- [Rows from a dataset]:
———

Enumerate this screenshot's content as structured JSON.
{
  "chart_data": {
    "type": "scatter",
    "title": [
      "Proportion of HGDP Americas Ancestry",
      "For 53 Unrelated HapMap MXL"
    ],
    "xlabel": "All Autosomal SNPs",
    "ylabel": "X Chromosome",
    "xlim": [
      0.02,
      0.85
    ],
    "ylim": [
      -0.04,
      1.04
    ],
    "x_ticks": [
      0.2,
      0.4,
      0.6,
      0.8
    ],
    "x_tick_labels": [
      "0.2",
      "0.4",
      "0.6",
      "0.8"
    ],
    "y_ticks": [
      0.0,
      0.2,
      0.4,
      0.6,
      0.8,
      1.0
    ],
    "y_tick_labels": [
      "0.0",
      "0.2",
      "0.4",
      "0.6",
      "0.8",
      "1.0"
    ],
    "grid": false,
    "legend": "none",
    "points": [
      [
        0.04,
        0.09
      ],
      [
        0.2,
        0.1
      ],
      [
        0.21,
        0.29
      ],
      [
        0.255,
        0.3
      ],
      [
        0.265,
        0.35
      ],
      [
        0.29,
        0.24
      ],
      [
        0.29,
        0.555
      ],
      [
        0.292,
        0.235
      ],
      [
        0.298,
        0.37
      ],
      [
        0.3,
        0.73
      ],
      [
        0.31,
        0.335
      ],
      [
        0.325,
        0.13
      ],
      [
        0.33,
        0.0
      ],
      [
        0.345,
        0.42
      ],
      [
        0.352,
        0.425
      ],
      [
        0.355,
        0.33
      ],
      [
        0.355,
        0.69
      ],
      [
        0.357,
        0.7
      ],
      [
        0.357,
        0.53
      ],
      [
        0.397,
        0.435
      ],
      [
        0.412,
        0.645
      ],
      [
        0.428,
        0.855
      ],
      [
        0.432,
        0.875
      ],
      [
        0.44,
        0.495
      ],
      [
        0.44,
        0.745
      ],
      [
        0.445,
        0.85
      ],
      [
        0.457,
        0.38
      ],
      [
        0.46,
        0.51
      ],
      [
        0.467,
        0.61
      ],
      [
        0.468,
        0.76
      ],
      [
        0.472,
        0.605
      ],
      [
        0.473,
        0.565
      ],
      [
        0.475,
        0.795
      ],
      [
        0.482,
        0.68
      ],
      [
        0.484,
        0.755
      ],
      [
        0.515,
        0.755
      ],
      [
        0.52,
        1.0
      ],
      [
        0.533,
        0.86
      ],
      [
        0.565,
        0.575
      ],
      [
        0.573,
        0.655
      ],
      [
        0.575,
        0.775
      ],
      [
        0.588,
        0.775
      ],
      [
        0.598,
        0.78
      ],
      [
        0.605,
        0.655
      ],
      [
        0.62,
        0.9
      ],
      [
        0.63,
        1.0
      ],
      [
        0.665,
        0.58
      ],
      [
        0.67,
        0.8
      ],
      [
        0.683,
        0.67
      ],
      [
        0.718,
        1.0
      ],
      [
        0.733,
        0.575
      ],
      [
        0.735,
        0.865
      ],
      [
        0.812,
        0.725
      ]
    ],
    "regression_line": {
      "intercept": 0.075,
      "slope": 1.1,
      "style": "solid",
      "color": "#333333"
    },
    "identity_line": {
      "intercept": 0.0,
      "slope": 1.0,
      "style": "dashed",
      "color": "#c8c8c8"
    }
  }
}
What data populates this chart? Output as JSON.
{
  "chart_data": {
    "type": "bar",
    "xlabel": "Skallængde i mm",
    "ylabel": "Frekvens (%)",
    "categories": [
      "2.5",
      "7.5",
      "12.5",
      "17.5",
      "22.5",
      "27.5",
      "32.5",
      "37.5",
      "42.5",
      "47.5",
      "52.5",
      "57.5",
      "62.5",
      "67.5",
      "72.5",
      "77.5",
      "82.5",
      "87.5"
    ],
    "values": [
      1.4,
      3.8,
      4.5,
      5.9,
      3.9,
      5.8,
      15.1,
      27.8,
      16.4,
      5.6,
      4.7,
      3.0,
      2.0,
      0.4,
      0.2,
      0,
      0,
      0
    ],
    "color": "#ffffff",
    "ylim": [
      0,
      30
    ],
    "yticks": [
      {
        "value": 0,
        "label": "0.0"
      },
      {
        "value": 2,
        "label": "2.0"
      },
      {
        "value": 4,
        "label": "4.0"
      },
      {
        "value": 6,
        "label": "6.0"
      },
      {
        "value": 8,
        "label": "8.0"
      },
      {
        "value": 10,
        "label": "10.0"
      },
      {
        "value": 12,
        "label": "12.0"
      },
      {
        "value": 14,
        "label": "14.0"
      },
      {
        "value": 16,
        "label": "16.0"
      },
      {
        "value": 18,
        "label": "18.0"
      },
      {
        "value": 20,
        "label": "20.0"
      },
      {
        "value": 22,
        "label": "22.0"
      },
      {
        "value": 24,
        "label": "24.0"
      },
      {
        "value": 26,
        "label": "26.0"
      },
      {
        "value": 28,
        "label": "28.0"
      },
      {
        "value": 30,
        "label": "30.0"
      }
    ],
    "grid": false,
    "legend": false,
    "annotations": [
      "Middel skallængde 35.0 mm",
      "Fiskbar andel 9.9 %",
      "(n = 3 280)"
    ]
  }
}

———

Report all lines of the data above that include the string "xlabel".

    "xlabel": "All Autosomal SNPs",
    "xlabel": "Skallængde i mm",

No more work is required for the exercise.